→ Direction: Print each line of the listing once more, precisely as given.

→ Working data:

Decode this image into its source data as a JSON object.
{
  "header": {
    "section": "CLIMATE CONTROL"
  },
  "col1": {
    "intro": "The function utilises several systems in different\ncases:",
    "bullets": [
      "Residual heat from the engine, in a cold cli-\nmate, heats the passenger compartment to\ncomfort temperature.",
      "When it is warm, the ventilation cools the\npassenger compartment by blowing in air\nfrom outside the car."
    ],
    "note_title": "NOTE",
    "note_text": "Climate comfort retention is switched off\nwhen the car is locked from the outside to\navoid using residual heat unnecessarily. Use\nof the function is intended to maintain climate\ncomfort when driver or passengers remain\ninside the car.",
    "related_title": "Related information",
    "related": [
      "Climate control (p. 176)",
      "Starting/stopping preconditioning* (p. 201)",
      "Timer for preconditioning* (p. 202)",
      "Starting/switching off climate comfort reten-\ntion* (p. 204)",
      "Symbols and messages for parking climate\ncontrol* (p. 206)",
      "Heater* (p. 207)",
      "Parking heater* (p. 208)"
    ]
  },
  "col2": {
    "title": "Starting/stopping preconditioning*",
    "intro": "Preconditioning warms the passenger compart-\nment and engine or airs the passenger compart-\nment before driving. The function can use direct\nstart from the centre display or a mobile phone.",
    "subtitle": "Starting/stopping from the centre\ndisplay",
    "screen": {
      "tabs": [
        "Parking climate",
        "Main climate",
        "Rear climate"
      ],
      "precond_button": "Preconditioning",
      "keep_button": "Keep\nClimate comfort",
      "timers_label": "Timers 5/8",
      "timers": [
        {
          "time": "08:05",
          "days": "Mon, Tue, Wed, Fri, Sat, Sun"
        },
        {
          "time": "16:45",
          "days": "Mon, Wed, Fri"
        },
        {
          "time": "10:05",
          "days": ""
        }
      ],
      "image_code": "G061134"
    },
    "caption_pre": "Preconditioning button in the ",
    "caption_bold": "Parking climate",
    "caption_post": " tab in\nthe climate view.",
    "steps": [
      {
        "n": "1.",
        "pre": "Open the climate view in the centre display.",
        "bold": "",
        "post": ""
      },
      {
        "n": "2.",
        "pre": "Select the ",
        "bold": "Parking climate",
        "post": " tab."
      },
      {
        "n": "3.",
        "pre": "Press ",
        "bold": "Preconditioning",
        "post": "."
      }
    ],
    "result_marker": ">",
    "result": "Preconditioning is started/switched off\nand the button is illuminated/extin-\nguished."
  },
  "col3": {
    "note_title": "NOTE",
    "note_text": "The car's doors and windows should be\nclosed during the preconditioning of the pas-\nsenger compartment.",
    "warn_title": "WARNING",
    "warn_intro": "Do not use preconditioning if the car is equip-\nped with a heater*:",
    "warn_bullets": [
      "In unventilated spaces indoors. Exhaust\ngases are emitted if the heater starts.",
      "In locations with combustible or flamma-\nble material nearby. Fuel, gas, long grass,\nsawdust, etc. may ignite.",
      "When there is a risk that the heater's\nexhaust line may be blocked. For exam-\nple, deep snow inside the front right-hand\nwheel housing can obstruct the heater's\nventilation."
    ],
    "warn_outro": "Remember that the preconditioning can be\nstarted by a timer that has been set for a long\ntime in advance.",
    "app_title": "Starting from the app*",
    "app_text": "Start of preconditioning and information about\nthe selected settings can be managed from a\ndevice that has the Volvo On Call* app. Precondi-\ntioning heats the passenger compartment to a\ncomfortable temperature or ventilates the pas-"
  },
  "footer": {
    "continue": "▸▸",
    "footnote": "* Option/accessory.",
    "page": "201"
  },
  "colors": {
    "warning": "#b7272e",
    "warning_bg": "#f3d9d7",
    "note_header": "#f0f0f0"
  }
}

→ Problem solution:
Decode this image into its source data as a JSON object.
{
  "header": {
    "section": "CLIMATE CONTROL"
  },
  "col1": {
    "intro": "The function utilises several systems in different\ncases:",
    "bullets": [
      "Residual heat from the engine, in a cold cli-\nmate, heats the passenger compartment to\ncomfort temperature.",
      "When it is warm, the ventilation cools the\npassenger compartment by blowing in air\nfrom outside the car."
    ],
    "note_title": "NOTE",
    "note_text": "Climate comfort retention is switched off\nwhen the car is locked from the outside to\navoid using residual heat unnecessarily. Use\nof the function is intended to maintain climate\ncomfort when driver or passengers remain\ninside the car.",
    "related_title": "Related information",
    "related": [
      "Climate control (p. 176)",
      "Starting/stopping preconditioning* (p. 201)",
      "Timer for preconditioning* (p. 202)",
      "Starting/switching off climate comfort reten-\ntion* (p. 204)",
      "Symbols and messages for parking climate\ncontrol* (p. 206)",
      "Heater* (p. 207)",
      "Parking heater* (p. 208)"
    ]
  },
  "col2": {
    "title": "Starting/stopping preconditioning*",
    "intro": "Preconditioning warms the passenger compart-\nment and engine or airs the passenger compart-\nment before driving. The function can use direct\nstart from the centre display or a mobile phone.",
    "subtitle": "Starting/stopping from the centre\ndisplay",
    "screen": {
      "tabs": [
        "Parking climate",
        "Main climate",
        "Rear climate"
      ],
      "precond_button": "Preconditioning",
      "keep_button": "Keep\nClimate comfort",
      "timers_label": "Timers 5/8",
      "timers": [
        {
          "time": "08:05",
          "days": "Mon, Tue, Wed, Fri, Sat, Sun"
        },
        {
          "time": "16:45",
          "days": "Mon, Wed, Fri"
        },
        {
          "time": "10:05",
          "days": ""
        }
      ],
      "image_code": "G061134"
    },
    "caption_pre": "Preconditioning button in the ",
    "caption_bold": "Parking climate",
    "caption_post": " tab in\nthe climate view.",
    "steps": [
      {
        "n": "1.",
        "pre": "Open the climate view in the centre display.",
        "bold": "",
        "post": ""
      },
      {
        "n": "2.",
        "pre": "Select the ",
        "bold": "Parking climate",
        "post": " tab."
      },
      {
        "n": "3.",
        "pre": "Press ",
        "bold": "Preconditioning",
        "post": "."
      }
    ],
    "result_marker": ">",
    "result": "Preconditioning is started/switched off\nand the button is illuminated/extin-\nguished."
  },
  "col3": {
    "note_title": "NOTE",
    "note_text": "The car's doors and windows should be\nclosed during the preconditioning of the pas-\nsenger compartment.",
    "warn_title": "WARNING",
    "warn_intro": "Do not use preconditioning if the car is equip-\nped with a heater*:",
    "warn_bullets": [
      "In unventilated spaces indoors. Exhaust\ngases are emitted if the heater starts.",
      "In locations with combustible or flamma-\nble material nearby. Fuel, gas, long grass,\nsawdust, etc. may ignite.",
      "When there is a risk that the heater's\nexhaust line may be blocked. For exam-\nple, deep snow inside the front right-hand\nwheel housing can obstruct the heater's\nventilation."
    ],
    "warn_outro": "Remember that the preconditioning can be\nstarted by a timer that has been set for a long\ntime in advance.",
    "app_title": "Starting from the app*",
    "app_text": "Start of preconditioning and information about\nthe selected settings can be managed from a\ndevice that has the Volvo On Call* app. Precondi-\ntioning heats the passenger compartment to a\ncomfortable temperature or ventilates the pas-"
  },
  "footer": {
    "continue": "▸▸",
    "footnote": "* Option/accessory.",
    "page": "201"
  },
  "colors": {
    "warning": "#b7272e",
    "warning_bg": "#f3d9d7",
    "note_header": "#f0f0f0"
  }
}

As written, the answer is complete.